#### Problem statement
Please work out how many lines in the material contain "från" and give only that figure.

#### Raw records

════

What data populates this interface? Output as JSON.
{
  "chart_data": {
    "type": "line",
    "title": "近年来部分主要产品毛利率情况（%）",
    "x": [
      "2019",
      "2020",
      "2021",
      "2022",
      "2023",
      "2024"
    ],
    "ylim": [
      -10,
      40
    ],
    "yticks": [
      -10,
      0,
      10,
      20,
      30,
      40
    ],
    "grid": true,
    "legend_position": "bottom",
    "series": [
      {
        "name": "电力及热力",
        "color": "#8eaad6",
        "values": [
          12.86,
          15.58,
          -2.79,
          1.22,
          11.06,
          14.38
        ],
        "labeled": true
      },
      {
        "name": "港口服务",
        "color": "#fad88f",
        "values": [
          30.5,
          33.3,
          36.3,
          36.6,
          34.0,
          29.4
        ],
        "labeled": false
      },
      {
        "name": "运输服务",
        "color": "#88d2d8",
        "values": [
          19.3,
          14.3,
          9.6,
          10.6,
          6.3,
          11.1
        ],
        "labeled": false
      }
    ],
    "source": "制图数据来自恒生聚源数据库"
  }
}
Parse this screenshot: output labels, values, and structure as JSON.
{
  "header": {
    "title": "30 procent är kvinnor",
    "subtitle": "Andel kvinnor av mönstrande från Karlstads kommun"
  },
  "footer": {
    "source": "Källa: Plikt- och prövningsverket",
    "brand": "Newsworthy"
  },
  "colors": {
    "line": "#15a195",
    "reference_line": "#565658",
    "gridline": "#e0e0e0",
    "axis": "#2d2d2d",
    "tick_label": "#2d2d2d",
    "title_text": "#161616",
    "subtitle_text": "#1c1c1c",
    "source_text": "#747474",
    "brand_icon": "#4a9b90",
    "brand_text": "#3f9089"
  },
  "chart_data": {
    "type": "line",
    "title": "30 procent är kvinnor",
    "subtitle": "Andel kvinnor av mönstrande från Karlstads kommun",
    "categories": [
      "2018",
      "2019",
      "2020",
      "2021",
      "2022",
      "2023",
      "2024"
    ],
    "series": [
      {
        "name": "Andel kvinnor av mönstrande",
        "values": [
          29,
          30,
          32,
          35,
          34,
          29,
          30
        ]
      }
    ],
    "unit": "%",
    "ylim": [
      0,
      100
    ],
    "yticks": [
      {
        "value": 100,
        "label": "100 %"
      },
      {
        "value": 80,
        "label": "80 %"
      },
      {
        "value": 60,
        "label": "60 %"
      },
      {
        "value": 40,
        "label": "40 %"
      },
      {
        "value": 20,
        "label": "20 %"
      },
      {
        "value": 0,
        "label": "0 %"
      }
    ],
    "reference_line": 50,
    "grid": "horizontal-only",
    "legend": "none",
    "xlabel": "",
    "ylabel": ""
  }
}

════

#### Written solution
2